_Document segment_.

------------------------------------

Nicknamed the “animal magnet” as a kid, Casey Anderson grew up in Montana surrounded by wilderness and animals. After college, he became an animal keeper and trainer at wildlife parks, traveling to elephant orphanages in Kenya, hanging out with crocodiles and even getting thrashed by a mountain lion.
Then baby Brutus came into his life. Brutus was born in an overpopulated wildlife park. Casey rescued him from being euthanized and built a new sanctuary just for Brutus. A natural performer, Brutus was comfortable around people, making him a perfect assistant to teach park visitors about grizzly anatomy and conservation — and starring in educational videos and even feature films and television shows.
Today, Brutus continues to be Casey’s best pal. “Brutus has been a huge part of my life. He’s sort of like, well he actually was, my best man.”

------------------------------------

_Stated problem 1_. Check each statement against the text about Casey Anderson and Brutus. Answer yes or no and quote the words from the text that decide it. (a) Brutus was born in an overpopulated wildlife park. (b) Casey Anderson grew up in Kenya. (c) Brutus served as Casey's best man.
_Stated problem 2_. Carry on the text about Casey Anderson and Brutus, picking up after its final sentence.

Element placement data:
------------------------------------

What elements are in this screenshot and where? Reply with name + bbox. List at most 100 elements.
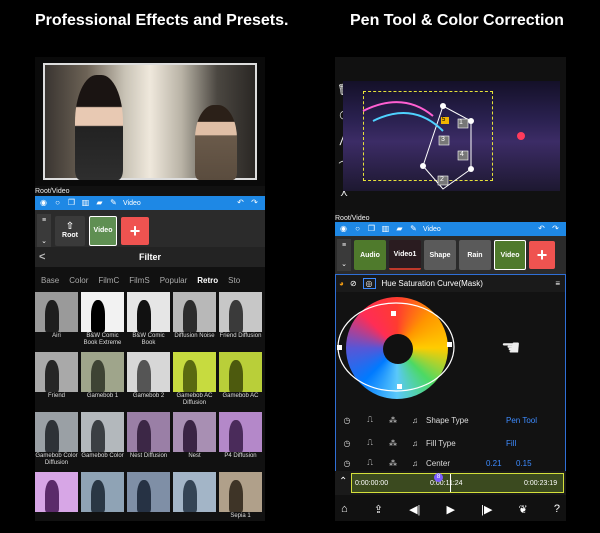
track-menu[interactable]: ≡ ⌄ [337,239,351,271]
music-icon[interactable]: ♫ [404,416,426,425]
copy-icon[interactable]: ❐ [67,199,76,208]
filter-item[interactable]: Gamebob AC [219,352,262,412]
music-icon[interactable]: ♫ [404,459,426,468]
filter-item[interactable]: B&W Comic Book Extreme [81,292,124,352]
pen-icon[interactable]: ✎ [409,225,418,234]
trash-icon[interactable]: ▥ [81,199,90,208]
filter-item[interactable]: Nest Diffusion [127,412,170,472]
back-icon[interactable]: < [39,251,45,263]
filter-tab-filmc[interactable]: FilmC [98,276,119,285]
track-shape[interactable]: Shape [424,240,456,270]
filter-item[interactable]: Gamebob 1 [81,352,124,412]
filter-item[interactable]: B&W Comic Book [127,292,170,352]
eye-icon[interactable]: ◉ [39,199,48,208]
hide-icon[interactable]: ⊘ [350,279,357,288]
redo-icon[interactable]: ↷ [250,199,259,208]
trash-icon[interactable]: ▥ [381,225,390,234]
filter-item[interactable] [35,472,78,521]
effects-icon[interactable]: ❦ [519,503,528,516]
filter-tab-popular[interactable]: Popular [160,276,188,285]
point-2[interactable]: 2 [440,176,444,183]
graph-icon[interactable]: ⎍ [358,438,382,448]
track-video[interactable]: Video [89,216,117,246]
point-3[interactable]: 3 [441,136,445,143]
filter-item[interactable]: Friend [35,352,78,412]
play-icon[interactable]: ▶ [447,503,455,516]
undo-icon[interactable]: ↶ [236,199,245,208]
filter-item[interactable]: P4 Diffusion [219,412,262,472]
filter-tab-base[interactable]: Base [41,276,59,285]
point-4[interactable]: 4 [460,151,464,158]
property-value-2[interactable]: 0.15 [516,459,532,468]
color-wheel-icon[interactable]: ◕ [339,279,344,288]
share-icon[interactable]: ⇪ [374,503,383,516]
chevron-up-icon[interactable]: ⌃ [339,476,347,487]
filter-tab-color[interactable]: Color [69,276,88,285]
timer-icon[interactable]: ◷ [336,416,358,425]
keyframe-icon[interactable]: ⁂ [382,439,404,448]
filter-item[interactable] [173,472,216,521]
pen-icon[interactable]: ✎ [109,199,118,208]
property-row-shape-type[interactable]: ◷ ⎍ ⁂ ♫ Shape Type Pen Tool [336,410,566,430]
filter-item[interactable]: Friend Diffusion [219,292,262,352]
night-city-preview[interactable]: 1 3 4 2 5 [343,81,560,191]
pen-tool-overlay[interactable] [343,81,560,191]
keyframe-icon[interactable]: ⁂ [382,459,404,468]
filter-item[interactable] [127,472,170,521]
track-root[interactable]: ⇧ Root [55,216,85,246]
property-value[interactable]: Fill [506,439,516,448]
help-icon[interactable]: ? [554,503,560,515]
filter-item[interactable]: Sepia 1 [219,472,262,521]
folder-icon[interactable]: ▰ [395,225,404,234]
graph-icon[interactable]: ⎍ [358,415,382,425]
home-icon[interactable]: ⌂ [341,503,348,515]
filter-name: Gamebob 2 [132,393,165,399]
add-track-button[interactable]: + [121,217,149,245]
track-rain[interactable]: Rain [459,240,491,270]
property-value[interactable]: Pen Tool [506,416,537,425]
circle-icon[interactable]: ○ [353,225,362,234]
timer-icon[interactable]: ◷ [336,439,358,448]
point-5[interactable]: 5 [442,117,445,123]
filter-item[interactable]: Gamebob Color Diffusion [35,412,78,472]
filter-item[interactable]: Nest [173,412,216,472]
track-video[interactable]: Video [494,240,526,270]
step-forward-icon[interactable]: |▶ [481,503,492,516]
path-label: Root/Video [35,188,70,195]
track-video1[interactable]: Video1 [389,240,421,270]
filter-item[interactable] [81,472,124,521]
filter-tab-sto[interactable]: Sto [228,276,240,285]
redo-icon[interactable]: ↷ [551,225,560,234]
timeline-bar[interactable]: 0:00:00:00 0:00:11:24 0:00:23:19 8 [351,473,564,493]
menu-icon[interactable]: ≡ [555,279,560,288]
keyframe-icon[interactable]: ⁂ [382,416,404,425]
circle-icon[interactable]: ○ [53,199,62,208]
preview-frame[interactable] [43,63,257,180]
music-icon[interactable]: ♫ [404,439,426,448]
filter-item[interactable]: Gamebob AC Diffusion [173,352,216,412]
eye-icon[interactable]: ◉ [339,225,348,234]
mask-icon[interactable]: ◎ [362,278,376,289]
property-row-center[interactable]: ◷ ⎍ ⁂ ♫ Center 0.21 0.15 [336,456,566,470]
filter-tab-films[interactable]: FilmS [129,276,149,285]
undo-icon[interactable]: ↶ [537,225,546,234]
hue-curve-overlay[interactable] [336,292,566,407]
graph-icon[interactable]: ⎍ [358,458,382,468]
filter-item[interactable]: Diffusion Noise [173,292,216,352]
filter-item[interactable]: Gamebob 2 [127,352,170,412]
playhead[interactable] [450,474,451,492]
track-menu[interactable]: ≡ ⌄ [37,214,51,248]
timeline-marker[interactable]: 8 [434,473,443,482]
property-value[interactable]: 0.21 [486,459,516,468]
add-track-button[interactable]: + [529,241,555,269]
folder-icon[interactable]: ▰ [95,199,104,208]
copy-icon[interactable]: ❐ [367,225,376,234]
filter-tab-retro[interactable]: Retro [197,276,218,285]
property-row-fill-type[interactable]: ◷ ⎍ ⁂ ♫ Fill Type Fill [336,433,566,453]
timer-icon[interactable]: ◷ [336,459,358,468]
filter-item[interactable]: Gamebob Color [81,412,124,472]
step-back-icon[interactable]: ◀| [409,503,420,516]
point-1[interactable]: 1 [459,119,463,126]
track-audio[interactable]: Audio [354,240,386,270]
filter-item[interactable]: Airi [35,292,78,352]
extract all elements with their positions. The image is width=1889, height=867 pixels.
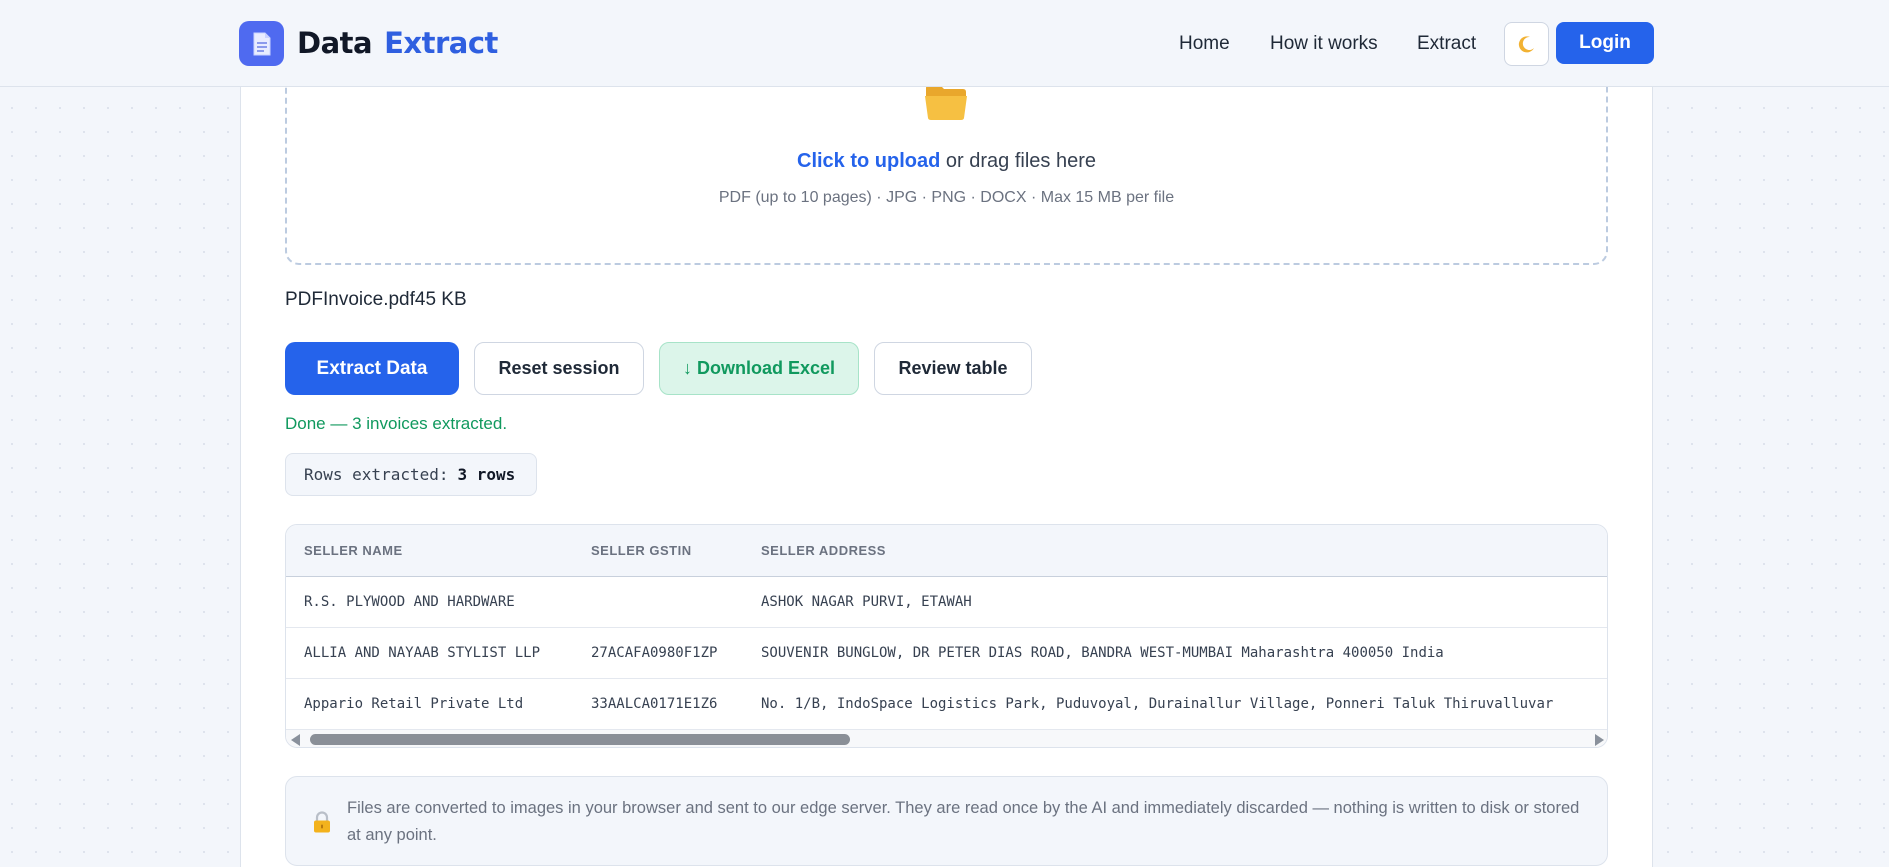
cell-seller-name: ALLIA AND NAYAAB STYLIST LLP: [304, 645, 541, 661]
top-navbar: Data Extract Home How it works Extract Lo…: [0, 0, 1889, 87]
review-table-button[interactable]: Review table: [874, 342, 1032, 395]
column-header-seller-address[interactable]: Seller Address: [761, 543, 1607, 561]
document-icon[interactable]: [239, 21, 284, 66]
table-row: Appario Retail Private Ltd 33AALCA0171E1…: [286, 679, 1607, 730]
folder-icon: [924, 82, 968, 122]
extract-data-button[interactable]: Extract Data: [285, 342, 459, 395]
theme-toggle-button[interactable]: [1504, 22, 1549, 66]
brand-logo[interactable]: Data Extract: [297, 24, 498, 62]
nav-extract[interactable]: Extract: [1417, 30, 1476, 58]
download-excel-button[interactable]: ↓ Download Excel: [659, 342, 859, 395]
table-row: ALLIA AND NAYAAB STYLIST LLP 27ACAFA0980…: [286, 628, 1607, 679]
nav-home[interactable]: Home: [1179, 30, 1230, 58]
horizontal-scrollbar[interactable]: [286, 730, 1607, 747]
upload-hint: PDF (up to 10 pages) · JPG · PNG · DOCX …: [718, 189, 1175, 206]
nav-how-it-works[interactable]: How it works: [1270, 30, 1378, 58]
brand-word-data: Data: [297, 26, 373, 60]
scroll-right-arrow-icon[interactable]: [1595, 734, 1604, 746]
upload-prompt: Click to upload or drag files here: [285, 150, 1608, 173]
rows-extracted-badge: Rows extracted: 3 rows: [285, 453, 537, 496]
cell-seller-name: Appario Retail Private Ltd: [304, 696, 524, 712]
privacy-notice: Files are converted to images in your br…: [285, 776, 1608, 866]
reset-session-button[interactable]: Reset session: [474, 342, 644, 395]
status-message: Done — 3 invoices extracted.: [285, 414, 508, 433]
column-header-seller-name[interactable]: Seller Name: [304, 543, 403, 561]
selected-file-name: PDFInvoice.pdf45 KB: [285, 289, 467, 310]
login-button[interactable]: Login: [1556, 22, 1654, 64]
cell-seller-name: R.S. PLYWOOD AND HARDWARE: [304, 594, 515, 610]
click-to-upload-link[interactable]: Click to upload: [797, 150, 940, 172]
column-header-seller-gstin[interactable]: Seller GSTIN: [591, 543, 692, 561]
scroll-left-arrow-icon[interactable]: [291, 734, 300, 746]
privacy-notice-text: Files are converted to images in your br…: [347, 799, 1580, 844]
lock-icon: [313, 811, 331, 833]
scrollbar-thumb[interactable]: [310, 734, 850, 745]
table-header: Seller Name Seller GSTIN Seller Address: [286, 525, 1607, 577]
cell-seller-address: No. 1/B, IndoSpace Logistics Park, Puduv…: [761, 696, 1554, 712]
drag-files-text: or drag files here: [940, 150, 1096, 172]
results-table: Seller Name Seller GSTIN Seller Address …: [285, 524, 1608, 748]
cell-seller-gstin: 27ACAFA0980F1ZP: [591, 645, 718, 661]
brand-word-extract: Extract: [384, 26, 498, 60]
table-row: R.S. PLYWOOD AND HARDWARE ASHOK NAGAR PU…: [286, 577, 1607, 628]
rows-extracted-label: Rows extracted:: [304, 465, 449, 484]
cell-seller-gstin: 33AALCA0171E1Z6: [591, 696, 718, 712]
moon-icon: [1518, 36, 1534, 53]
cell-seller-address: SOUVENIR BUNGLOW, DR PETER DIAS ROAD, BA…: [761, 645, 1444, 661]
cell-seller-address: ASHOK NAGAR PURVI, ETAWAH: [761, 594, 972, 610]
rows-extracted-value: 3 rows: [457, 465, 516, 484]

------------------------------------

_Written response 1_.
(a) Yes: "Brutus was born in an overpopulated wildlife park."
(b) No: "Casey Anderson grew up in Montana surrounded by wilderness and animals."
(c) Yes: "He’s sort of like, well he actually was, my best man."

_Written response 2_.
Together they have worked on feature films, television shows, and commercials. When they are not on set they spend their days at Montana Grizzly Encounter, a bear rescue and education facility that Casey founded in 2004, located in Bozeman, Montana. Whether they are educating the public on grizzly conservation, wrestling in the grass, or on a location, this tandem loves what they do.
Born and raised in East Helena, Montana, Casey is a fifth generation Montanan and has been involved in Film and Television production for over 12 years. A wildlife naturalist, Casey has worked on several wildlife documentaries. He led two expeditions to Botswana’s Okavango Delta for the HD wildlife series Untamed. His acting resume includes the television series Wild Wacky World, a role in the feature film, Iron Ridge, and National Geographic’s Expedition Wild. Please check out his IMDB page for a current list: Casey Anderson IMDB Also check Casey’s website: www.caseyanderson.tv
Can you explain your great love of animals? What motivates you?
Growing up in the Montana Wilderness, I have been fascinated with animals from the day I could walk. My father is a mountain man, so we spent as much time in the mountains as possible. This led to many interactions with wild animals. I just wanted to know more and was driven to explore and learn.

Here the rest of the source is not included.